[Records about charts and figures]
══════════

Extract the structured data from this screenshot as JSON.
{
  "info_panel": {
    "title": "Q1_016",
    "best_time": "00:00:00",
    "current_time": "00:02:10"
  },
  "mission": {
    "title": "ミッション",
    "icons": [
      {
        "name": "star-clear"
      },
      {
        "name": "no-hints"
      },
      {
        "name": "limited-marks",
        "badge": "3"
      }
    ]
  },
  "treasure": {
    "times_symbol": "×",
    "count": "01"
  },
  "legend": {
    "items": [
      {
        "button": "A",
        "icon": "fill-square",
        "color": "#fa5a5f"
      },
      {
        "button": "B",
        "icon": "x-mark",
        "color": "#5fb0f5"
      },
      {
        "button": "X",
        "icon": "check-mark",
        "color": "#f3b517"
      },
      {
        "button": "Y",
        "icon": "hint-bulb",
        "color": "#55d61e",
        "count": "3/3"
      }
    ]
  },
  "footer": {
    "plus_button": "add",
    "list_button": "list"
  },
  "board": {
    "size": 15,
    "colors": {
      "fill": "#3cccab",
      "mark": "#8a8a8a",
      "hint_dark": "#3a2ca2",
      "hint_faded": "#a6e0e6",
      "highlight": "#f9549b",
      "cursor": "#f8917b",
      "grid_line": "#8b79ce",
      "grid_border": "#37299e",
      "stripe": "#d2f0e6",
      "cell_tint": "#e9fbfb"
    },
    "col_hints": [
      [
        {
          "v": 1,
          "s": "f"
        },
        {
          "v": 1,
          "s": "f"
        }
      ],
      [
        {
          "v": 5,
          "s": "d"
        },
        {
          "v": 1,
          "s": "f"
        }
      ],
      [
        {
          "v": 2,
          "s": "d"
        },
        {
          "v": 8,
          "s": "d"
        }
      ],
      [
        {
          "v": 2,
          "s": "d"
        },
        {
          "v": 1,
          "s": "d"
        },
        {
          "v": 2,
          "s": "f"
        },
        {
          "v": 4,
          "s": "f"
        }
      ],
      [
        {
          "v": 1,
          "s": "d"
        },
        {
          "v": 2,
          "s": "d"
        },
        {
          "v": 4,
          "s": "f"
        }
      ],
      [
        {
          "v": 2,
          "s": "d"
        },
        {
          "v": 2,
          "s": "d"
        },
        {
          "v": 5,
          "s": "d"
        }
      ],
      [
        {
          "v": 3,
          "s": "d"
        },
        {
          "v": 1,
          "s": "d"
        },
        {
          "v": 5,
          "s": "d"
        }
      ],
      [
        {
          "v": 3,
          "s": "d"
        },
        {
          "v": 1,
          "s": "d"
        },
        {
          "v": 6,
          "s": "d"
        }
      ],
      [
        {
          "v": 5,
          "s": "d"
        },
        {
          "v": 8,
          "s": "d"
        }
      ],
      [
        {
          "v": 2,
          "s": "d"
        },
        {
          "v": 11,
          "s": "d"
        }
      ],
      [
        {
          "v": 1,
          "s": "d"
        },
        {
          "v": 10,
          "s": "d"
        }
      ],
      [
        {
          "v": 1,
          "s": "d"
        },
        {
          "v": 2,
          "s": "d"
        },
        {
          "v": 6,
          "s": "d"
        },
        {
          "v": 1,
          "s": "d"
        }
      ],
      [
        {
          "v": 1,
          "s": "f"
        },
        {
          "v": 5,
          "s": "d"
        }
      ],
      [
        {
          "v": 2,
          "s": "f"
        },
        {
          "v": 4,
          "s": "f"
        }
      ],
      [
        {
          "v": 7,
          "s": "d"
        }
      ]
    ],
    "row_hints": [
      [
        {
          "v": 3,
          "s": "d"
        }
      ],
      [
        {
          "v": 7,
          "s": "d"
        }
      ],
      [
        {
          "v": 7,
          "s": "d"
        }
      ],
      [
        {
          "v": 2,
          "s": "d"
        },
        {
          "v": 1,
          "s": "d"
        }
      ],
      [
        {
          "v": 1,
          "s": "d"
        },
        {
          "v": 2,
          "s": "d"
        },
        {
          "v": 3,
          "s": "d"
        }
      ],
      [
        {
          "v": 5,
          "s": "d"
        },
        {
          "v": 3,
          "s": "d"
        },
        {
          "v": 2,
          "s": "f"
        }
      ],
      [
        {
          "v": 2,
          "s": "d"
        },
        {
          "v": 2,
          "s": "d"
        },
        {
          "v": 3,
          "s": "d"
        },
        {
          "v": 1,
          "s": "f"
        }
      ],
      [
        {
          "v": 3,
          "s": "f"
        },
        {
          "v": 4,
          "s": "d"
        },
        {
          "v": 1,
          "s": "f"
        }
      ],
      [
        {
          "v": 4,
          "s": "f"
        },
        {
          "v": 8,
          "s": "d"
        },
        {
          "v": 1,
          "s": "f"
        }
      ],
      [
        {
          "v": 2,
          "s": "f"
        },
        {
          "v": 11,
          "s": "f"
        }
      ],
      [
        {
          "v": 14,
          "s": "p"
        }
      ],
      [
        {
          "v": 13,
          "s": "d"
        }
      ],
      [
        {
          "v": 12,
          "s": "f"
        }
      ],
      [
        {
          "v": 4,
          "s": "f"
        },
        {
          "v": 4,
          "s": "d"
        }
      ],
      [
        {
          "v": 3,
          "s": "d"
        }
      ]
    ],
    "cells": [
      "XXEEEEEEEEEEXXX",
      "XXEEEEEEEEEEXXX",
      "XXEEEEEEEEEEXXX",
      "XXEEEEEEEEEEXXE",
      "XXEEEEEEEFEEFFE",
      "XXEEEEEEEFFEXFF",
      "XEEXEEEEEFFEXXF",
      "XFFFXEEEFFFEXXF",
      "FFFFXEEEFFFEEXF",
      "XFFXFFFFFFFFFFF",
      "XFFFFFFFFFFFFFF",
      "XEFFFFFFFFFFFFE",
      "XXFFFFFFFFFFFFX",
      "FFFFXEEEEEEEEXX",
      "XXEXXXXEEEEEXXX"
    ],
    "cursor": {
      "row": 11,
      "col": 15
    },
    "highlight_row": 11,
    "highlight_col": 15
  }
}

══════════

GIVEN TASK: Find every line with "name" in the listing and state how many there are, nothing else.

IN RESPONSE: 3